◆ **TASK INSTRUCTIONS**
Copy every entry precisely.
..............................
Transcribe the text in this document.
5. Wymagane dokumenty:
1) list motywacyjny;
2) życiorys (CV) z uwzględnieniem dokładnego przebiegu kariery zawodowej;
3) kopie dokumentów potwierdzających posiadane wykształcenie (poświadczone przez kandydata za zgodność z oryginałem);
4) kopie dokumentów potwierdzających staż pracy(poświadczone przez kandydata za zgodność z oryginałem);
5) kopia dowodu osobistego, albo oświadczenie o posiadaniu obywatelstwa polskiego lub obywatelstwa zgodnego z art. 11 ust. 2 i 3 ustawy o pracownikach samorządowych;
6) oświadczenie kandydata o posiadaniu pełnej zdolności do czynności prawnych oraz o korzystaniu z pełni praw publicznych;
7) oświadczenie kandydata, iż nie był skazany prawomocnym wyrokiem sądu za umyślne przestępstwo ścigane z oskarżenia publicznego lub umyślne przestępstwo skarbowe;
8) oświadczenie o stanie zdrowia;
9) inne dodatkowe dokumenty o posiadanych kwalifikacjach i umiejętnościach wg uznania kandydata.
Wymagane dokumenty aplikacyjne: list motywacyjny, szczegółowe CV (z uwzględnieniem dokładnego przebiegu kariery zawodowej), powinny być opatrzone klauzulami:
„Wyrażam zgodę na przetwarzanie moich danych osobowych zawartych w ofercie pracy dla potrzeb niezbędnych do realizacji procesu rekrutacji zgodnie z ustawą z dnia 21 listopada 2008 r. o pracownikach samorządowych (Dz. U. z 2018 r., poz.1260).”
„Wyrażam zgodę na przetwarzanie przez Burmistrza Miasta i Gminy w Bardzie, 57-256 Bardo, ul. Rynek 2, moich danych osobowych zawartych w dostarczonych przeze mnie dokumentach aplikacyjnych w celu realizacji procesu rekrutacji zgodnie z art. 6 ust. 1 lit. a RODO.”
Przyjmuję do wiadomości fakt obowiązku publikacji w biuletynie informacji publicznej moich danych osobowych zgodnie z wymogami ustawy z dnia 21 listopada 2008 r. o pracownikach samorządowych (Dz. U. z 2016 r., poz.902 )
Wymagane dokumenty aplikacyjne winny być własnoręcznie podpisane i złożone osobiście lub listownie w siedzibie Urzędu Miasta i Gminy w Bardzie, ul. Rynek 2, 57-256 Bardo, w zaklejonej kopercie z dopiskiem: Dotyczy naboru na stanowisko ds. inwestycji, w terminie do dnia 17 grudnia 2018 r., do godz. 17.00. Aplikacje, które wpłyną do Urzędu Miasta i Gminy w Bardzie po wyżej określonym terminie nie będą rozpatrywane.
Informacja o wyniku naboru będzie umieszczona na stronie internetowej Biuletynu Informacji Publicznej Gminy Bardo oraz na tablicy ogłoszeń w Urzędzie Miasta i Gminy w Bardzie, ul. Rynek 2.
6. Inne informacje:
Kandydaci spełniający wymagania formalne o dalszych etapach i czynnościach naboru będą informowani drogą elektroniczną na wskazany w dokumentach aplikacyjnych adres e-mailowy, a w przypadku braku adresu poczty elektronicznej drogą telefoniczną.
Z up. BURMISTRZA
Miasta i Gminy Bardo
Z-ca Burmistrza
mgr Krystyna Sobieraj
..............................
◆ **CORRECT RESPONSE**
Transcribe the text in this document.
5. Wymagane dokumenty:
1) list motywacyjny;
2) życiorys (CV) z uwzględnieniem dokładnego przebiegu kariery zawodowej;
3) kopie dokumentów potwierdzających posiadane wykształcenie (poświadczone przez kandydata za zgodność z oryginałem);
4) kopie dokumentów potwierdzających staż pracy(poświadczone przez kandydata za zgodność z oryginałem);
5) kopia dowodu osobistego, albo oświadczenie o posiadaniu obywatelstwa polskiego lub obywatelstwa zgodnego z art. 11 ust. 2 i 3 ustawy o pracownikach samorządowych;
6) oświadczenie kandydata o posiadaniu pełnej zdolności do czynności prawnych oraz o korzystaniu z pełni praw publicznych;
7) oświadczenie kandydata, iż nie był skazany prawomocnym wyrokiem sądu za umyślne przestępstwo ścigane z oskarżenia publicznego lub umyślne przestępstwo skarbowe;
8) oświadczenie o stanie zdrowia;
9) inne dodatkowe dokumenty o posiadanych kwalifikacjach i umiejętnościach wg uznania kandydata.
Wymagane dokumenty aplikacyjne: list motywacyjny, szczegółowe CV (z uwzględnieniem dokładnego przebiegu kariery zawodowej), powinny być opatrzone klauzulami:
„Wyrażam zgodę na przetwarzanie moich danych osobowych zawartych w ofercie pracy dla potrzeb niezbędnych do realizacji procesu rekrutacji zgodnie z ustawą z dnia 21 listopada 2008 r. o pracownikach samorządowych (Dz. U. z 2018 r., poz.1260).”
„Wyrażam zgodę na przetwarzanie przez Burmistrza Miasta i Gminy w Bardzie, 57-256 Bardo, ul. Rynek 2, moich danych osobowych zawartych w dostarczonych przeze mnie dokumentach aplikacyjnych w celu realizacji procesu rekrutacji zgodnie z art. 6 ust. 1 lit. a RODO.”
Przyjmuję do wiadomości fakt obowiązku publikacji w biuletynie informacji publicznej moich danych osobowych zgodnie z wymogami ustawy z dnia 21 listopada 2008 r. o pracownikach samorządowych (Dz. U. z 2016 r., poz.902 )
Wymagane dokumenty aplikacyjne winny być własnoręcznie podpisane i złożone osobiście lub listownie w siedzibie Urzędu Miasta i Gminy w Bardzie, ul. Rynek 2, 57-256 Bardo, w zaklejonej kopercie z dopiskiem: Dotyczy naboru na stanowisko ds. inwestycji, w terminie do dnia 17 grudnia 2018 r., do godz. 17.00. Aplikacje, które wpłyną do Urzędu Miasta i Gminy w Bardzie po wyżej określonym terminie nie będą rozpatrywane.
Informacja o wyniku naboru będzie umieszczona na stronie internetowej Biuletynu Informacji Publicznej Gminy Bardo oraz na tablicy ogłoszeń w Urzędzie Miasta i Gminy w Bardzie, ul. Rynek 2.
6. Inne informacje:
Kandydaci spełniający wymagania formalne o dalszych etapach i czynnościach naboru będą informowani drogą elektroniczną na wskazany w dokumentach aplikacyjnych adres e-mailowy, a w przypadku braku adresu poczty elektronicznej drogą telefoniczną.
Z up. BURMISTRZA
Miasta i Gminy Bardo
Z-ca Burmistrza
mgr Krystyna Sobieraj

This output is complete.